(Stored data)
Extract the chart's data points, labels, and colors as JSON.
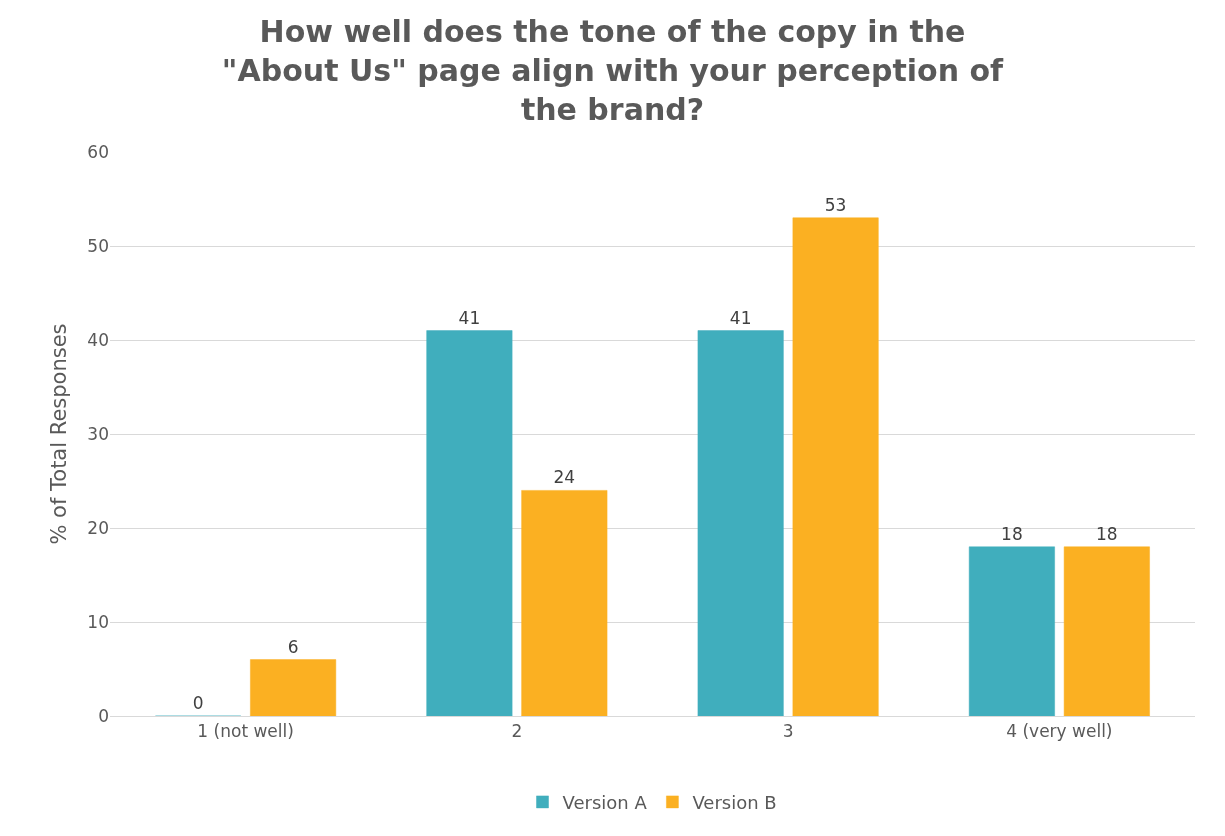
{
  "chart_data": {
    "type": "bar",
    "title": "How well does the tone of the copy in the \"About Us\" page align with your perception of the brand?",
    "ylabel": "% of Total Responses",
    "categories": [
      "1 (not well)",
      "2",
      "3",
      "4 (very well)"
    ],
    "series": [
      {
        "name": "Version A",
        "color": "#40aebd",
        "values": [
          0,
          41,
          41,
          18
        ]
      },
      {
        "name": "Version B",
        "color": "#fbb022",
        "values": [
          6,
          24,
          53,
          18
        ]
      }
    ],
    "ylim": [
      0,
      60
    ],
    "yticks": [
      0,
      10,
      20,
      30,
      40,
      50,
      60
    ],
    "grid": "y",
    "legend": "bottom",
    "data_labels": true
  }
}
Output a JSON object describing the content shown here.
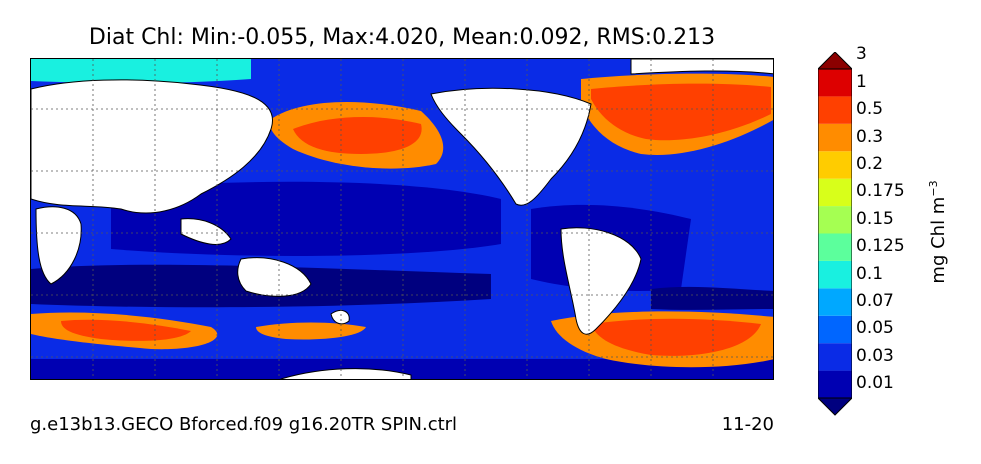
{
  "title": "Diat Chl: Min:-0.055, Max:4.020, Mean:0.092, RMS:0.213",
  "footer": {
    "case_name": "g.e13b13.GECO Bforced.f09 g16.20TR SPIN.ctrl",
    "date": "11-20"
  },
  "colorbar": {
    "units": "mg Chl m",
    "units_exponent": "−3",
    "levels": [
      "0.01",
      "0.03",
      "0.05",
      "0.07",
      "0.1",
      "0.125",
      "0.15",
      "0.175",
      "0.2",
      "0.3",
      "0.5",
      "1",
      "3"
    ],
    "colors": [
      "#00007f",
      "#0000b2",
      "#0a2be6",
      "#0066ff",
      "#00a8ff",
      "#19f0e0",
      "#5cff9c",
      "#a5ff52",
      "#d8ff1a",
      "#ffcc00",
      "#ff8c00",
      "#ff4000",
      "#dd0000",
      "#8b0000"
    ],
    "extend": "both"
  },
  "map": {
    "land_color": "#ffffff",
    "grid": "dotted"
  }
}
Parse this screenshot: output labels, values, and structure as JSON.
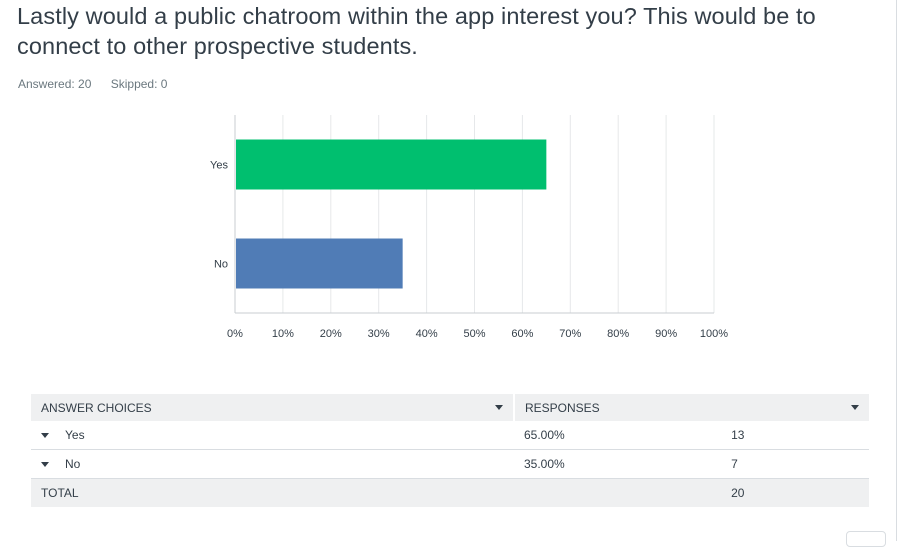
{
  "question": {
    "title": "Lastly would a public chatroom within the app interest you? This would be to connect to other prospective students.",
    "answered_label": "Answered: 20",
    "skipped_label": "Skipped: 0"
  },
  "colors": {
    "yes": "#00bf6f",
    "no": "#507cb6",
    "grid": "#e6e8ea",
    "axis": "#c8cdd1"
  },
  "chart_data": {
    "type": "bar",
    "orientation": "horizontal",
    "categories": [
      "Yes",
      "No"
    ],
    "values": [
      65,
      35
    ],
    "xlim": [
      0,
      100
    ],
    "tick_labels": [
      "0%",
      "10%",
      "20%",
      "30%",
      "40%",
      "50%",
      "60%",
      "70%",
      "80%",
      "90%",
      "100%"
    ],
    "grid": true
  },
  "table": {
    "headers": {
      "choices": "ANSWER CHOICES",
      "responses": "RESPONSES"
    },
    "rows": [
      {
        "choice": "Yes",
        "percent": "65.00%",
        "count": "13"
      },
      {
        "choice": "No",
        "percent": "35.00%",
        "count": "7"
      }
    ],
    "total_label": "TOTAL",
    "total_count": "20"
  }
}
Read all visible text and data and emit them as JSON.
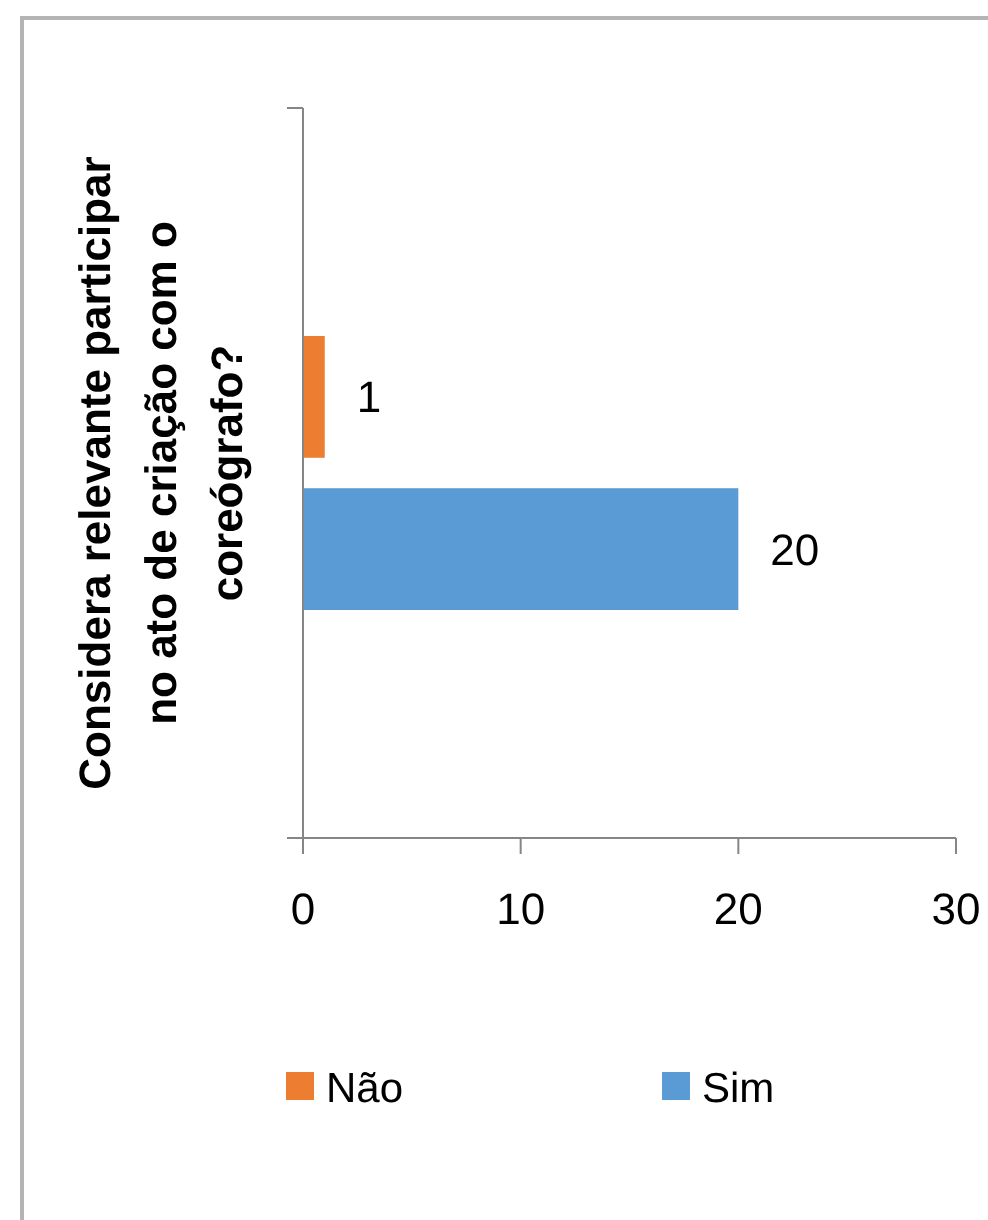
{
  "chart_data": {
    "type": "bar",
    "orientation": "horizontal",
    "ylabel": "Considera relevante participar no ato de criação com o coreógrafo?",
    "categories": [
      null
    ],
    "series": [
      {
        "name": "Não",
        "color": "#ed7d31",
        "values": [
          1
        ]
      },
      {
        "name": "Sim",
        "color": "#5b9bd5",
        "values": [
          20
        ]
      }
    ],
    "xlim": [
      0,
      30
    ],
    "xticks": [
      0,
      10,
      20,
      30
    ],
    "data_labels": true,
    "legend": "bottom"
  }
}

» **What you need to do**:
Identify and extract each line of the listing that contains "true".

» **Task result**:
    "data_labels": true
    "grid": true
    "data_labels": true,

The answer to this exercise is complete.